Make an exact copy of the lines, leaving the pictures out.

⟨

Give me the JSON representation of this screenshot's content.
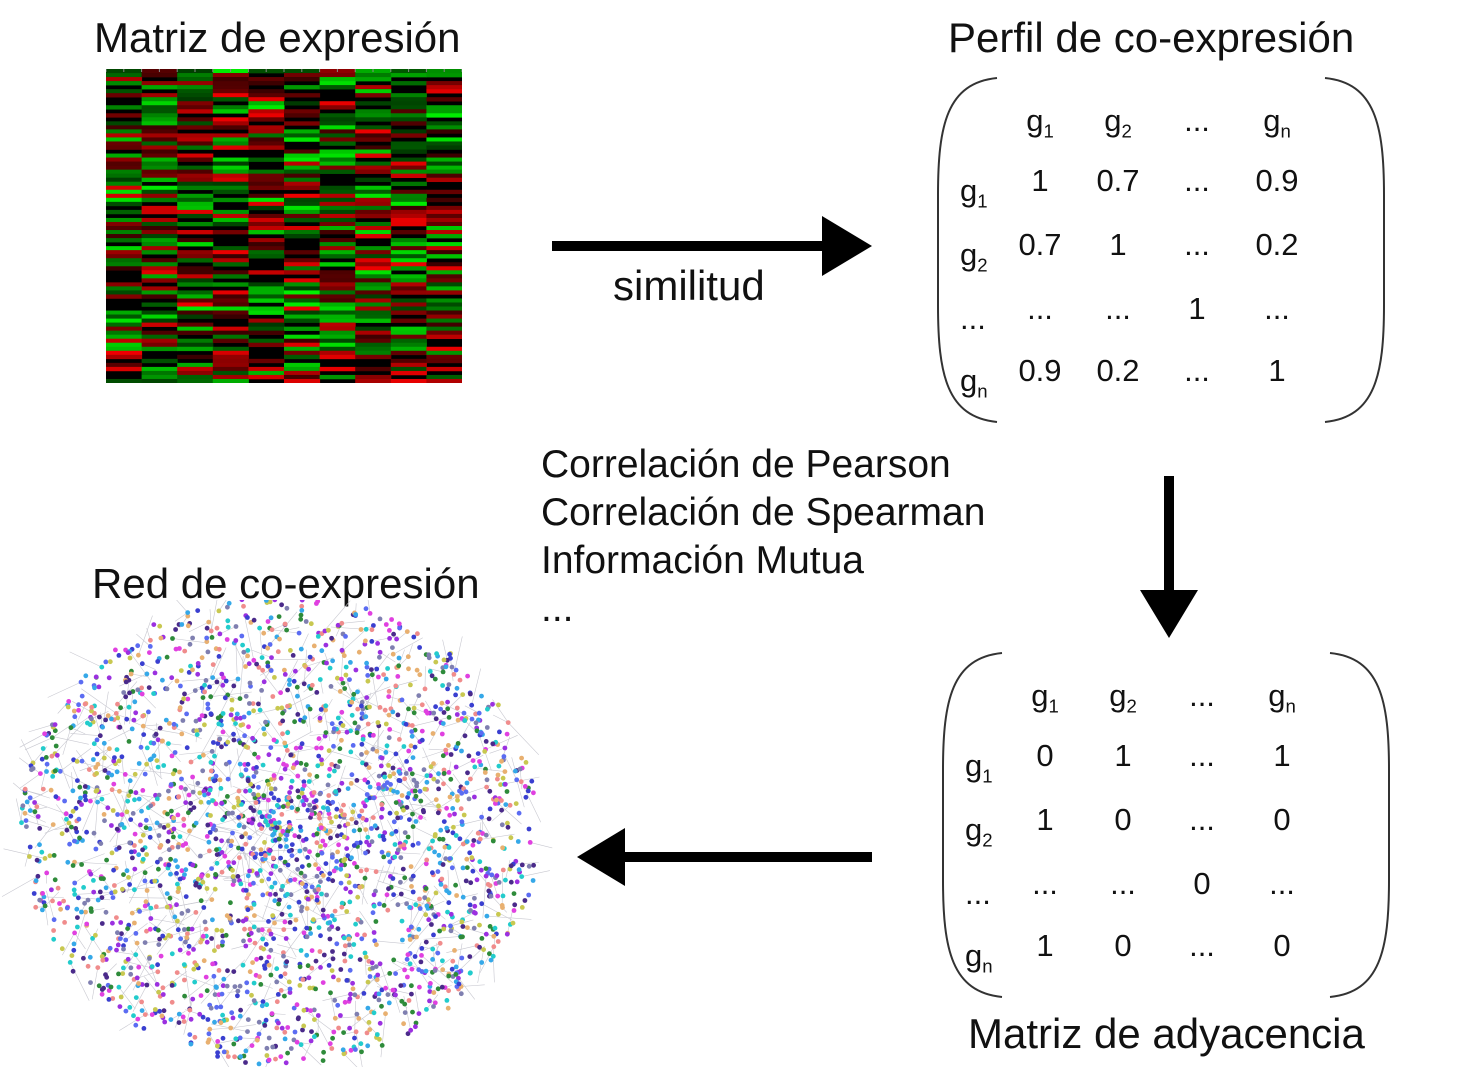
{
  "titles": {
    "expression_matrix": "Matriz de expresión",
    "coexpression_profile": "Perfil de co-expresión",
    "coexpression_network": "Red de co-expresión",
    "adjacency_matrix": "Matriz de adyacencia"
  },
  "similarity_label": "similitud",
  "methods": [
    "Correlación de Pearson",
    "Correlación de Spearman",
    "Información Mutua",
    "..."
  ],
  "profile_matrix": {
    "columns": [
      "g1",
      "g2",
      "...",
      "gn"
    ],
    "rows": [
      {
        "label": "g1",
        "values": [
          "1",
          "0.7",
          "...",
          "0.9"
        ]
      },
      {
        "label": "g2",
        "values": [
          "0.7",
          "1",
          "...",
          "0.2"
        ]
      },
      {
        "label": "...",
        "values": [
          "...",
          "...",
          "1",
          "..."
        ]
      },
      {
        "label": "gn",
        "values": [
          "0.9",
          "0.2",
          "...",
          "1"
        ]
      }
    ]
  },
  "adjacency_matrix": {
    "columns": [
      "g1",
      "g2",
      "...",
      "gn"
    ],
    "rows": [
      {
        "label": "g1",
        "values": [
          "0",
          "1",
          "...",
          "1"
        ]
      },
      {
        "label": "g2",
        "values": [
          "1",
          "0",
          "...",
          "0"
        ]
      },
      {
        "label": "...",
        "values": [
          "...",
          "...",
          "0",
          "..."
        ]
      },
      {
        "label": "gn",
        "values": [
          "1",
          "0",
          "...",
          "0"
        ]
      }
    ]
  },
  "colors": {
    "heatmap_high": "#00d400",
    "heatmap_low": "#d40000",
    "heatmap_base": "#000000",
    "network_node_palette": [
      "#3a3fd0",
      "#5b6cf2",
      "#9b30e0",
      "#e040e0",
      "#35a8e8",
      "#f08c8c",
      "#e8b070",
      "#2e8b3a",
      "#7f7fb0",
      "#c8c850",
      "#4a2a8a",
      "#22cccc"
    ],
    "network_edge": "#c8c8d0",
    "arrow": "#000000"
  },
  "icons": {
    "arrow_right": "arrow-right-icon",
    "arrow_down": "arrow-down-icon",
    "arrow_left": "arrow-left-icon"
  }
}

⟩

### SOLVED PROBLEM
Give me the JSON representation of this screenshot's content.
{
  "titles": {
    "expression_matrix": "Matriz de expresión",
    "coexpression_profile": "Perfil de co-expresión",
    "coexpression_network": "Red de co-expresión",
    "adjacency_matrix": "Matriz de adyacencia"
  },
  "similarity_label": "similitud",
  "methods": [
    "Correlación de Pearson",
    "Correlación de Spearman",
    "Información Mutua",
    "..."
  ],
  "profile_matrix": {
    "columns": [
      "g1",
      "g2",
      "...",
      "gn"
    ],
    "rows": [
      {
        "label": "g1",
        "values": [
          "1",
          "0.7",
          "...",
          "0.9"
        ]
      },
      {
        "label": "g2",
        "values": [
          "0.7",
          "1",
          "...",
          "0.2"
        ]
      },
      {
        "label": "...",
        "values": [
          "...",
          "...",
          "1",
          "..."
        ]
      },
      {
        "label": "gn",
        "values": [
          "0.9",
          "0.2",
          "...",
          "1"
        ]
      }
    ]
  },
  "adjacency_matrix": {
    "columns": [
      "g1",
      "g2",
      "...",
      "gn"
    ],
    "rows": [
      {
        "label": "g1",
        "values": [
          "0",
          "1",
          "...",
          "1"
        ]
      },
      {
        "label": "g2",
        "values": [
          "1",
          "0",
          "...",
          "0"
        ]
      },
      {
        "label": "...",
        "values": [
          "...",
          "...",
          "0",
          "..."
        ]
      },
      {
        "label": "gn",
        "values": [
          "1",
          "0",
          "...",
          "0"
        ]
      }
    ]
  },
  "colors": {
    "heatmap_high": "#00d400",
    "heatmap_low": "#d40000",
    "heatmap_base": "#000000",
    "network_node_palette": [
      "#3a3fd0",
      "#5b6cf2",
      "#9b30e0",
      "#e040e0",
      "#35a8e8",
      "#f08c8c",
      "#e8b070",
      "#2e8b3a",
      "#7f7fb0",
      "#c8c850",
      "#4a2a8a",
      "#22cccc"
    ],
    "network_edge": "#c8c8d0",
    "arrow": "#000000"
  },
  "icons": {
    "arrow_right": "arrow-right-icon",
    "arrow_down": "arrow-down-icon",
    "arrow_left": "arrow-left-icon"
  }
}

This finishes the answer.